■ SET PROBLEM: Copy each line of the entries beneath that contains the word "organizations".

-- begin MATERIAL FOR THIS EXERCISE --

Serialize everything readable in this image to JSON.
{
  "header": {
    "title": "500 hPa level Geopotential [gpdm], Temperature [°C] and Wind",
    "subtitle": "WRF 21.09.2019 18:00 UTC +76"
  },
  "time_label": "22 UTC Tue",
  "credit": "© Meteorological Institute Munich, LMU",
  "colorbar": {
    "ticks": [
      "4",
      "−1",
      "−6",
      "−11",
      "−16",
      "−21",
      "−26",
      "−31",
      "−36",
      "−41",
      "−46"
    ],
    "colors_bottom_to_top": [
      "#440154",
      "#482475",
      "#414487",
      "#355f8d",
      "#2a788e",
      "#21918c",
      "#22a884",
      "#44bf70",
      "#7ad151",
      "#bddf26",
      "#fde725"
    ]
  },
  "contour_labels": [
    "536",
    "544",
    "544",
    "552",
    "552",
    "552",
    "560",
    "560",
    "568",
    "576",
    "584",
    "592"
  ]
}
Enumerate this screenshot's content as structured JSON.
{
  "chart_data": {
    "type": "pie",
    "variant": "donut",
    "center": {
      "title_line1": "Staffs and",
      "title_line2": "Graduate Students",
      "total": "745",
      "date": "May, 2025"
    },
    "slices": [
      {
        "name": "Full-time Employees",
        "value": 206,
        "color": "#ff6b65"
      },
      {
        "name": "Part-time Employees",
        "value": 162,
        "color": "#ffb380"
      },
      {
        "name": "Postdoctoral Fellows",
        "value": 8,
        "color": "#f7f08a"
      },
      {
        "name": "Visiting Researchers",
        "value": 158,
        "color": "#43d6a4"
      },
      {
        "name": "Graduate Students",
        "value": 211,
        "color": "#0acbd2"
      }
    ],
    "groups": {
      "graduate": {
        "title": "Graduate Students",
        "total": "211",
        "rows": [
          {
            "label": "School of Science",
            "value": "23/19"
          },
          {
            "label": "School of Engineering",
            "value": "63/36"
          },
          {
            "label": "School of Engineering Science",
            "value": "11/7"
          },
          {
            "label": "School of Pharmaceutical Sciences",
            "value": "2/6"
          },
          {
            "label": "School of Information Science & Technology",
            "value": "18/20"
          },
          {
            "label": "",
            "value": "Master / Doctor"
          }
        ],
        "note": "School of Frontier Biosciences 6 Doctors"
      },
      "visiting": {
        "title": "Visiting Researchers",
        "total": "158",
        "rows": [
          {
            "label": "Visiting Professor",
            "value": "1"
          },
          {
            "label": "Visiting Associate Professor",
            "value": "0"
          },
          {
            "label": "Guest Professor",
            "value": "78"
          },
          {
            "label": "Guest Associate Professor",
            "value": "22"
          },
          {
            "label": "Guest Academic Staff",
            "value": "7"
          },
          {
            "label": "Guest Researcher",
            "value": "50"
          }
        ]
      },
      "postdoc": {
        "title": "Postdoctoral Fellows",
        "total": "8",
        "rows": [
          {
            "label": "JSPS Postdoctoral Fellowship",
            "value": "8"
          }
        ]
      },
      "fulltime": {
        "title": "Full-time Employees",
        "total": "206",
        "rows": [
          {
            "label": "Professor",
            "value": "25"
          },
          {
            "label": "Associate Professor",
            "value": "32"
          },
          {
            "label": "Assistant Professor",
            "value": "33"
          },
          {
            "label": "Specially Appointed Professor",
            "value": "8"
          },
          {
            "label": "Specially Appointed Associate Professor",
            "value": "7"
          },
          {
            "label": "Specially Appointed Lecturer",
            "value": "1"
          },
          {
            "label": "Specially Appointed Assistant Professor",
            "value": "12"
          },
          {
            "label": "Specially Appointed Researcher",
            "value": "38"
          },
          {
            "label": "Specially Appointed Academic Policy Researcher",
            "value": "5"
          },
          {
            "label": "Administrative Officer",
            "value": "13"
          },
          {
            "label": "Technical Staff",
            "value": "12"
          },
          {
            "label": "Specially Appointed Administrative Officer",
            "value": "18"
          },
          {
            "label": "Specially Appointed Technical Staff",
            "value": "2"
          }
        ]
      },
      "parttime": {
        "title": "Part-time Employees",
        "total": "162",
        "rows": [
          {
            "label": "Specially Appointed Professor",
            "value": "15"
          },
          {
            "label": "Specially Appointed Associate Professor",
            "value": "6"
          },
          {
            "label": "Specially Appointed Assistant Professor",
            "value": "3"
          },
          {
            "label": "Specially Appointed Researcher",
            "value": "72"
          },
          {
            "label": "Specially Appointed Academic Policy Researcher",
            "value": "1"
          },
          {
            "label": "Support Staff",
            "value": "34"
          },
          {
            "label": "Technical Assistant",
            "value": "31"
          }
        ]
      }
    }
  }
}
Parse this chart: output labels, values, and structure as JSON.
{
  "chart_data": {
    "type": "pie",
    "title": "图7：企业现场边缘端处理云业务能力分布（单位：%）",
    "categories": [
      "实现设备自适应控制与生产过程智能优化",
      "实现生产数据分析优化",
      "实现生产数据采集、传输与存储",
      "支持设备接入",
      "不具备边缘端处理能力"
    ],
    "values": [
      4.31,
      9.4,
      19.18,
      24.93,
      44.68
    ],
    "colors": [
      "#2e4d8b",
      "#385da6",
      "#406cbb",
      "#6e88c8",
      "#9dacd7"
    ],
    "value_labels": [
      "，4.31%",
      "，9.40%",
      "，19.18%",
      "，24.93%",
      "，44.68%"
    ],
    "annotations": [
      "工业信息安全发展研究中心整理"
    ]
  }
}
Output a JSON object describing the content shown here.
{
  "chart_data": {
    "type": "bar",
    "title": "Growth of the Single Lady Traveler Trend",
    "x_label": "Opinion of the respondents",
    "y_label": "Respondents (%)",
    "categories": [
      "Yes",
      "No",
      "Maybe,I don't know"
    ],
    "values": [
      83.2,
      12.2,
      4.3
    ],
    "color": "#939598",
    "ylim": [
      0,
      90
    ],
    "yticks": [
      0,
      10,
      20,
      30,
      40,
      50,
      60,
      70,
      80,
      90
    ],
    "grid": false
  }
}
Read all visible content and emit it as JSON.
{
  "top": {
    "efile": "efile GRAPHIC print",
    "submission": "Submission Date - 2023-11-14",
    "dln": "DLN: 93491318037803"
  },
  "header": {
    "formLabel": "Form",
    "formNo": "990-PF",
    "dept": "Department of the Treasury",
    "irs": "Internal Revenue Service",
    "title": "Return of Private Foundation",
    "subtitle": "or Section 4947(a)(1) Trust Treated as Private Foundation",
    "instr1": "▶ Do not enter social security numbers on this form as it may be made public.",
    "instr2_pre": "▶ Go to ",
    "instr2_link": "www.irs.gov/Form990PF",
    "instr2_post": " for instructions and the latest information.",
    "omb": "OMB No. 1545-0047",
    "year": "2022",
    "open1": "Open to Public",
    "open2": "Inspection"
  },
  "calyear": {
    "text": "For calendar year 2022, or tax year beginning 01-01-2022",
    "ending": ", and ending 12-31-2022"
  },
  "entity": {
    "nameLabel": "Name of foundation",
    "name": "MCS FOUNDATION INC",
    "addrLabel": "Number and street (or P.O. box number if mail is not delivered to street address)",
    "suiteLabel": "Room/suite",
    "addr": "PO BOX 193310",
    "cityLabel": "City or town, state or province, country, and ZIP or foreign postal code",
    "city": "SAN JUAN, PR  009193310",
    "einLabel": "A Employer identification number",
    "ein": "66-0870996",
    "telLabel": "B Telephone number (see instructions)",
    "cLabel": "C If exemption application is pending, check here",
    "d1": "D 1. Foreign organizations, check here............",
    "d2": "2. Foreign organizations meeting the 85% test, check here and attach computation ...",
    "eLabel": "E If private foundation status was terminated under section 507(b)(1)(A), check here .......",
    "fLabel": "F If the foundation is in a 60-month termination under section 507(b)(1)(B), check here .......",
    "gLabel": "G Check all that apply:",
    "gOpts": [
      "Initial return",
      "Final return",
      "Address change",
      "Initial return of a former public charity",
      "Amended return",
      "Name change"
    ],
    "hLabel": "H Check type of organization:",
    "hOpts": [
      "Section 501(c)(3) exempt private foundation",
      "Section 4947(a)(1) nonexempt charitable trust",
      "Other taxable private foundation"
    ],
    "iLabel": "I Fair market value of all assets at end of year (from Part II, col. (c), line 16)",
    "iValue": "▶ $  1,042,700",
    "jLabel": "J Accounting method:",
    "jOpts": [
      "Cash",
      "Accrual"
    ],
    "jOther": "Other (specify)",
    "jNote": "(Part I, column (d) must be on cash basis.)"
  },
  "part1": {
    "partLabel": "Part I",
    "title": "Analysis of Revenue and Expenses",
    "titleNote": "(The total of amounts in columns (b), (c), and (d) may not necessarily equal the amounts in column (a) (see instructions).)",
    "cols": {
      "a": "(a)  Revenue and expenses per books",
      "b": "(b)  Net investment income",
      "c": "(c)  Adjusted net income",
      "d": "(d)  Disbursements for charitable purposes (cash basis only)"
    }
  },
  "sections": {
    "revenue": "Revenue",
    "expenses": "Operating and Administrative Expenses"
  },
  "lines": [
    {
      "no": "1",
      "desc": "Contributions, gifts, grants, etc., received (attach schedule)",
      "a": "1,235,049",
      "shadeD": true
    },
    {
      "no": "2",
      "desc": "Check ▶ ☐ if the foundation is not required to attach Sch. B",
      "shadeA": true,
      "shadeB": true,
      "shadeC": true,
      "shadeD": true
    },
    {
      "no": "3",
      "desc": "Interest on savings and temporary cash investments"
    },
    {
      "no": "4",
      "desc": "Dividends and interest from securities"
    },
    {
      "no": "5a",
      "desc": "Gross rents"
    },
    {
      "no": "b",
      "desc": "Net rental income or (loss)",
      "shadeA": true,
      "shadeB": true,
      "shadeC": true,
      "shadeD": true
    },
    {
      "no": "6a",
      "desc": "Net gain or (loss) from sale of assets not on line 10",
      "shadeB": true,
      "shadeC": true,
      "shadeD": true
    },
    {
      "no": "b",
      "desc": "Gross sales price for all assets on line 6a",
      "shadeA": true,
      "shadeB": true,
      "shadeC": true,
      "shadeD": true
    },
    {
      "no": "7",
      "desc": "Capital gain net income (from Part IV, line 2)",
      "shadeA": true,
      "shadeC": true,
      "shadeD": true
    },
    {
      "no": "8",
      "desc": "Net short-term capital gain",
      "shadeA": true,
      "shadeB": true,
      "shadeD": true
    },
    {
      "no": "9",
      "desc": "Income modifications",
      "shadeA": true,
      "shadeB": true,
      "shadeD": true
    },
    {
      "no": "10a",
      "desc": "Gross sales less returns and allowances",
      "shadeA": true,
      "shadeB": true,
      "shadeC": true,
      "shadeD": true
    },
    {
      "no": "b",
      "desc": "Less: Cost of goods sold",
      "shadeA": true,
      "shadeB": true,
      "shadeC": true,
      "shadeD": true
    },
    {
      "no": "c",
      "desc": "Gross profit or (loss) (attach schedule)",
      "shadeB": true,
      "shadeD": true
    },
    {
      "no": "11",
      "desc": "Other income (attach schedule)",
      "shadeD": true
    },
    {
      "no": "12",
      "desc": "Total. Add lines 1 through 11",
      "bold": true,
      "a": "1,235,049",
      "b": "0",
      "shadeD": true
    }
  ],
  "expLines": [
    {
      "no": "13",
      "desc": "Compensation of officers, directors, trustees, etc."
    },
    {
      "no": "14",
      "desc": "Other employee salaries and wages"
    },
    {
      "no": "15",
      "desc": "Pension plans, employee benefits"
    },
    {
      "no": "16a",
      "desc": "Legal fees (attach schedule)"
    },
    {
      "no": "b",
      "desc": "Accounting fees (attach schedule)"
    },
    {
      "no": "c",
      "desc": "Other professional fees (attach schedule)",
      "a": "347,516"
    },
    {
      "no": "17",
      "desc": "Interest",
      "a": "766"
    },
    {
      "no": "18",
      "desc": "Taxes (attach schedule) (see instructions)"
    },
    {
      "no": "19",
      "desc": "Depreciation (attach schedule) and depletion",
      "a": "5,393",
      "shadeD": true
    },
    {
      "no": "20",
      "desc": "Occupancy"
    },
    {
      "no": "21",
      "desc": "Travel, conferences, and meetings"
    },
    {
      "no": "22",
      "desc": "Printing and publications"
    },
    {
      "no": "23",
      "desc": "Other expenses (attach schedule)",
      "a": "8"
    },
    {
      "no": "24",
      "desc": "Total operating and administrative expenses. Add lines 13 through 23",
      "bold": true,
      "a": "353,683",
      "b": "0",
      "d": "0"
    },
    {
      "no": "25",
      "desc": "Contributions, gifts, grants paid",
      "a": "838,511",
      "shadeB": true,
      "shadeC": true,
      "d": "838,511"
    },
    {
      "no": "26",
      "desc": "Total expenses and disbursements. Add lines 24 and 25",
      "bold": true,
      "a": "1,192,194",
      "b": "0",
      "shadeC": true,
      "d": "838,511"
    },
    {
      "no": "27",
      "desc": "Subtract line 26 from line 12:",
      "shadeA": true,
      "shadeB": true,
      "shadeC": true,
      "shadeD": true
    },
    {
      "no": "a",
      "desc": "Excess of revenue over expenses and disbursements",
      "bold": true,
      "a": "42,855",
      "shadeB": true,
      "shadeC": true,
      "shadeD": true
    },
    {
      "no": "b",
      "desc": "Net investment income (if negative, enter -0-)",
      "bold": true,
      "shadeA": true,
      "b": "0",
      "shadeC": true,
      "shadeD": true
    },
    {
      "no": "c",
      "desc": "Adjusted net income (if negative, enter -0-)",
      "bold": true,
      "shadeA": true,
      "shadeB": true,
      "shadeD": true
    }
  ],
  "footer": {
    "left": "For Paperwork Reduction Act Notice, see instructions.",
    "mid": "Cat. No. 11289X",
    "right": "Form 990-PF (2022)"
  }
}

-- end MATERIAL FOR THIS EXERCISE --

■ RIGHT ANSWER:
    "d1": "D 1. Foreign organizations, check here............",
    "d2": "2. Foreign organizations meeting the 85% test, check here and attach computation ...",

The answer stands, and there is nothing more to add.